_Provided records_:
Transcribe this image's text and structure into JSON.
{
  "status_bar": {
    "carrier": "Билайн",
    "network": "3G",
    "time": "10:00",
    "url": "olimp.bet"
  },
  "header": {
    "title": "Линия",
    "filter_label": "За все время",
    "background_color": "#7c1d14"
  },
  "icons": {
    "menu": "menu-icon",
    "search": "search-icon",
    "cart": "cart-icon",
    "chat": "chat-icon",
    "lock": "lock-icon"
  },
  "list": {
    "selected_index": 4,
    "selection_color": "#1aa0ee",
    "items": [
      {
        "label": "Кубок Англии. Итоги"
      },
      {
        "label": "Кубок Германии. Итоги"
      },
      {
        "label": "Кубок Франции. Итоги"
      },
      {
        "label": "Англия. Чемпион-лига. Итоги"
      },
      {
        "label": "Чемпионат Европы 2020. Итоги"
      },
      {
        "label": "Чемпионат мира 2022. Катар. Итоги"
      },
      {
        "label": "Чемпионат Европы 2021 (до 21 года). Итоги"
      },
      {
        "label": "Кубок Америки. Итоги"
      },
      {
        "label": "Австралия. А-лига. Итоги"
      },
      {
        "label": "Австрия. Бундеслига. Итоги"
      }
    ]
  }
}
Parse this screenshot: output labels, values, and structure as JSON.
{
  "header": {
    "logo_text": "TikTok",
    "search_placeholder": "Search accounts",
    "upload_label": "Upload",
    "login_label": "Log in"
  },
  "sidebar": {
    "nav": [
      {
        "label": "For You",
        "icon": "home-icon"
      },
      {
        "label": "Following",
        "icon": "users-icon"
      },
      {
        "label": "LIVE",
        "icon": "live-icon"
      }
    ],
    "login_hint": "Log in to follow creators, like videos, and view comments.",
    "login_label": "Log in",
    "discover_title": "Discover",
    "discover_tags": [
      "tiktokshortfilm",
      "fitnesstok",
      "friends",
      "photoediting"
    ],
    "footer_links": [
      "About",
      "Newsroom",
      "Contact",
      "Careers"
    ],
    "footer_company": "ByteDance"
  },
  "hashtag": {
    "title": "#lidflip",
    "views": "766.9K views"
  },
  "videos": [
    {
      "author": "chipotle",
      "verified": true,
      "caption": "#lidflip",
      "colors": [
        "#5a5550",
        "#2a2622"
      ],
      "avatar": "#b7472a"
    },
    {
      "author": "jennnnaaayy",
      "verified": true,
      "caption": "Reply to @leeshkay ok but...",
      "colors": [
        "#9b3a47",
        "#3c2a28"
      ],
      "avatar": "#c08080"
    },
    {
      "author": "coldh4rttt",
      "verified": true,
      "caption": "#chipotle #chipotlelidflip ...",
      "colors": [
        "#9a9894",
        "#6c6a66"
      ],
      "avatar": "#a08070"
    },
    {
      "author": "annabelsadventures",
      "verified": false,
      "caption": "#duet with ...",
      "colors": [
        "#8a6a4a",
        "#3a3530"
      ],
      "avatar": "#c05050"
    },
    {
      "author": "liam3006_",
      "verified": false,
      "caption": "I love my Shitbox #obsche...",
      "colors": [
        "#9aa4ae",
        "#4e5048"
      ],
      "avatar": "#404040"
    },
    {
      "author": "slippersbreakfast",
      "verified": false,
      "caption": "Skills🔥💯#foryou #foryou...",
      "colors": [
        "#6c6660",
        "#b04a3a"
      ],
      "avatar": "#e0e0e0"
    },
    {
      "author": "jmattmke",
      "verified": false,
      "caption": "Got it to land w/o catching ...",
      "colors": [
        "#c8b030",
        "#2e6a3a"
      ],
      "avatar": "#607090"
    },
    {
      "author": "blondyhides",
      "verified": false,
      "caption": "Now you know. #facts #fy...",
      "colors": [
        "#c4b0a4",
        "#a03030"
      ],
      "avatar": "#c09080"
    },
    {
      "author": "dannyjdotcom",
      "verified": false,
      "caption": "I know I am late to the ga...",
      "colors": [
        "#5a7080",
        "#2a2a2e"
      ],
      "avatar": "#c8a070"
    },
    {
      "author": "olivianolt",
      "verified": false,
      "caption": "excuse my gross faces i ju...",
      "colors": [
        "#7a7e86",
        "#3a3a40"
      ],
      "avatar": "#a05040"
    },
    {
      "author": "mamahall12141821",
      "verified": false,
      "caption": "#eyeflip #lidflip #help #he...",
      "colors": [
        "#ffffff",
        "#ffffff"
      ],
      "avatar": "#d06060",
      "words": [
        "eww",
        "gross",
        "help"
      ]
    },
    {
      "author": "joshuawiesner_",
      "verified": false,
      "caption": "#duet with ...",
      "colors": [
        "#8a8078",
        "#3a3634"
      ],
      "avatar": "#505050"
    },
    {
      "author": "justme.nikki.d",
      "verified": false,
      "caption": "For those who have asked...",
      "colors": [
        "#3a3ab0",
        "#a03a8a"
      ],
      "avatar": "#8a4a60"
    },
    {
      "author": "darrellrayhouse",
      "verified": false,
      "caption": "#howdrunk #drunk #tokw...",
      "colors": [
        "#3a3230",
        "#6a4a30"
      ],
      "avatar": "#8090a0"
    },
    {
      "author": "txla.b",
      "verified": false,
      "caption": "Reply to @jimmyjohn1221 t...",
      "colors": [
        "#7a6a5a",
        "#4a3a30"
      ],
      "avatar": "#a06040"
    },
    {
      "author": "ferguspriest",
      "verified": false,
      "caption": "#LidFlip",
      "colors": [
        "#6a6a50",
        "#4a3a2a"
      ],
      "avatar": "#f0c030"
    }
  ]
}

_Given task_:
Return each line with "help".

_Output_:
      "caption": "#eyeflip #lidflip #help #he...",
        "help"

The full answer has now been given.